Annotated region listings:
● ● ● ● ● ● ●

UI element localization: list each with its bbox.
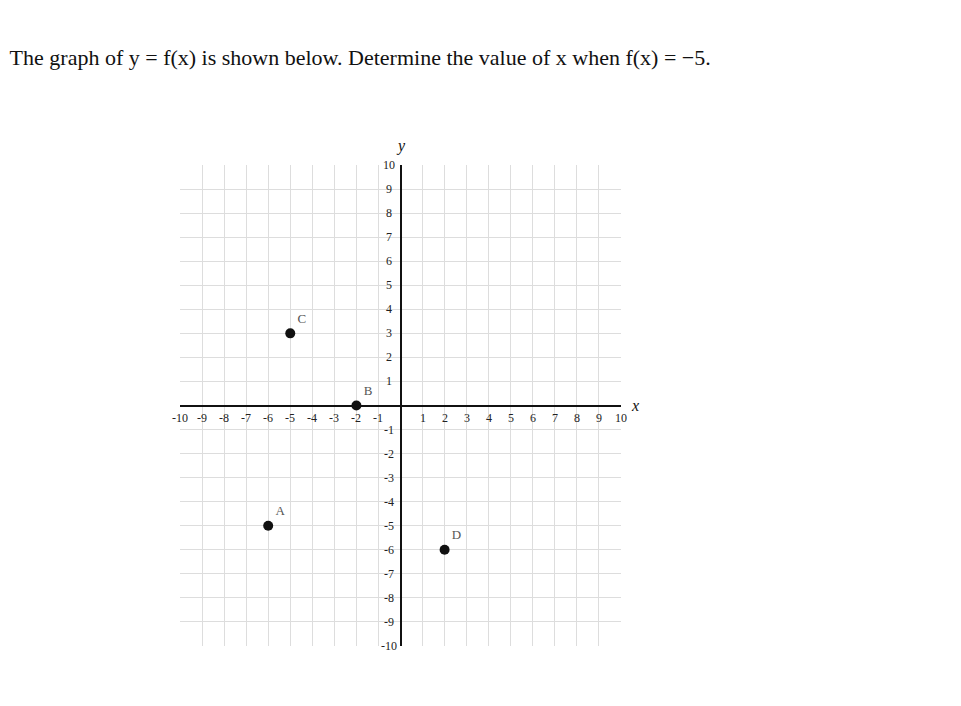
svg-text:-1: -1: [373, 411, 383, 425]
svg-text:9: 9: [386, 182, 392, 196]
svg-text:-7: -7: [384, 567, 394, 581]
svg-text:6: 6: [386, 254, 392, 268]
svg-text:2: 2: [442, 411, 448, 425]
svg-text:x: x: [631, 397, 639, 414]
svg-text:A: A: [275, 503, 285, 518]
svg-text:4: 4: [486, 411, 492, 425]
svg-text:-8: -8: [219, 411, 229, 425]
svg-text:6: 6: [530, 411, 536, 425]
svg-text:10: 10: [383, 158, 395, 172]
svg-text:-6: -6: [263, 411, 273, 425]
svg-text:-2: -2: [384, 447, 394, 461]
svg-text:D: D: [452, 527, 461, 542]
svg-text:C: C: [298, 311, 307, 326]
svg-text:-9: -9: [384, 615, 394, 629]
svg-text:B: B: [364, 383, 373, 398]
svg-text:3: 3: [464, 411, 470, 425]
svg-text:-5: -5: [285, 411, 295, 425]
svg-text:9: 9: [596, 411, 602, 425]
svg-text:10: 10: [615, 411, 627, 425]
svg-text:-6: -6: [384, 543, 394, 557]
svg-text:-5: -5: [384, 519, 394, 533]
svg-text:5: 5: [508, 411, 514, 425]
svg-text:4: 4: [386, 302, 392, 316]
svg-text:5: 5: [386, 278, 392, 292]
svg-text:-8: -8: [384, 591, 394, 605]
svg-text:-7: -7: [241, 411, 251, 425]
svg-text:-3: -3: [384, 471, 394, 485]
svg-text:7: 7: [386, 230, 392, 244]
svg-text:-4: -4: [307, 411, 317, 425]
svg-text:2: 2: [386, 350, 392, 364]
svg-text:-2: -2: [351, 411, 361, 425]
svg-text:8: 8: [574, 411, 580, 425]
svg-text:-1: -1: [384, 423, 394, 437]
svg-text:1: 1: [420, 411, 426, 425]
svg-text:The graph of y = f(x) is shown: The graph of y = f(x) is shown below. De…: [10, 45, 711, 70]
svg-text:-9: -9: [197, 411, 207, 425]
svg-text:y: y: [396, 137, 406, 155]
svg-text:-10: -10: [172, 411, 188, 425]
svg-text:3: 3: [386, 326, 392, 340]
svg-text:-3: -3: [329, 411, 339, 425]
svg-text:7: 7: [552, 411, 558, 425]
svg-text:1: 1: [386, 374, 392, 388]
svg-text:-10: -10: [381, 639, 397, 653]
svg-text:-4: -4: [384, 495, 394, 509]
svg-text:8: 8: [386, 206, 392, 220]
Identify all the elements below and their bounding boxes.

● ● ● ● ● ● ●

§ **GOAL OF THE EXERCISE**: Rewrite the annotated region listings with every "svg-text" changed to "svg-label" and nothing else altered, covering all the records and omitting the pictures.

§ **RESULT OF THE TASK**:
UI element localization: list each with its bbox.
svg-label:-1: -1: [373, 411, 383, 425]
svg-label:9: 9: [386, 182, 392, 196]
svg-label:-7: -7: [384, 567, 394, 581]
svg-label:6: 6: [386, 254, 392, 268]
svg-label:2: 2: [442, 411, 448, 425]
svg-label:x: x: [631, 397, 639, 414]
svg-label:A: A: [275, 503, 285, 518]
svg-label:4: 4: [486, 411, 492, 425]
svg-label:-8: -8: [219, 411, 229, 425]
svg-label:6: 6: [530, 411, 536, 425]
svg-label:10: 10: [383, 158, 395, 172]
svg-label:-6: -6: [263, 411, 273, 425]
svg-label:-2: -2: [384, 447, 394, 461]
svg-label:D: D: [452, 527, 461, 542]
svg-label:C: C: [298, 311, 307, 326]
svg-label:-9: -9: [384, 615, 394, 629]
svg-label:B: B: [364, 383, 373, 398]
svg-label:3: 3: [464, 411, 470, 425]
svg-label:-5: -5: [285, 411, 295, 425]
svg-label:9: 9: [596, 411, 602, 425]
svg-label:10: 10: [615, 411, 627, 425]
svg-label:-6: -6: [384, 543, 394, 557]
svg-label:-5: -5: [384, 519, 394, 533]
svg-label:5: 5: [508, 411, 514, 425]
svg-label:4: 4: [386, 302, 392, 316]
svg-label:5: 5: [386, 278, 392, 292]
svg-label:-8: -8: [384, 591, 394, 605]
svg-label:-7: -7: [241, 411, 251, 425]
svg-label:-3: -3: [384, 471, 394, 485]
svg-label:7: 7: [386, 230, 392, 244]
svg-label:-4: -4: [307, 411, 317, 425]
svg-label:2: 2: [386, 350, 392, 364]
svg-label:-2: -2: [351, 411, 361, 425]
svg-label:8: 8: [574, 411, 580, 425]
svg-label:-1: -1: [384, 423, 394, 437]
svg-label:1: 1: [420, 411, 426, 425]
svg-label:The graph of y = f(x) is shown: The graph of y = f(x) is shown below. De…: [10, 45, 711, 70]
svg-label:-9: -9: [197, 411, 207, 425]
svg-label:y: y: [396, 137, 406, 155]
svg-label:-10: -10: [172, 411, 188, 425]
svg-label:3: 3: [386, 326, 392, 340]
svg-label:-3: -3: [329, 411, 339, 425]
svg-label:7: 7: [552, 411, 558, 425]
svg-label:1: 1: [386, 374, 392, 388]
svg-label:-10: -10: [381, 639, 397, 653]
svg-label:-4: -4: [384, 495, 394, 509]
svg-label:8: 8: [386, 206, 392, 220]
Identify all the elements below and their bounding boxes.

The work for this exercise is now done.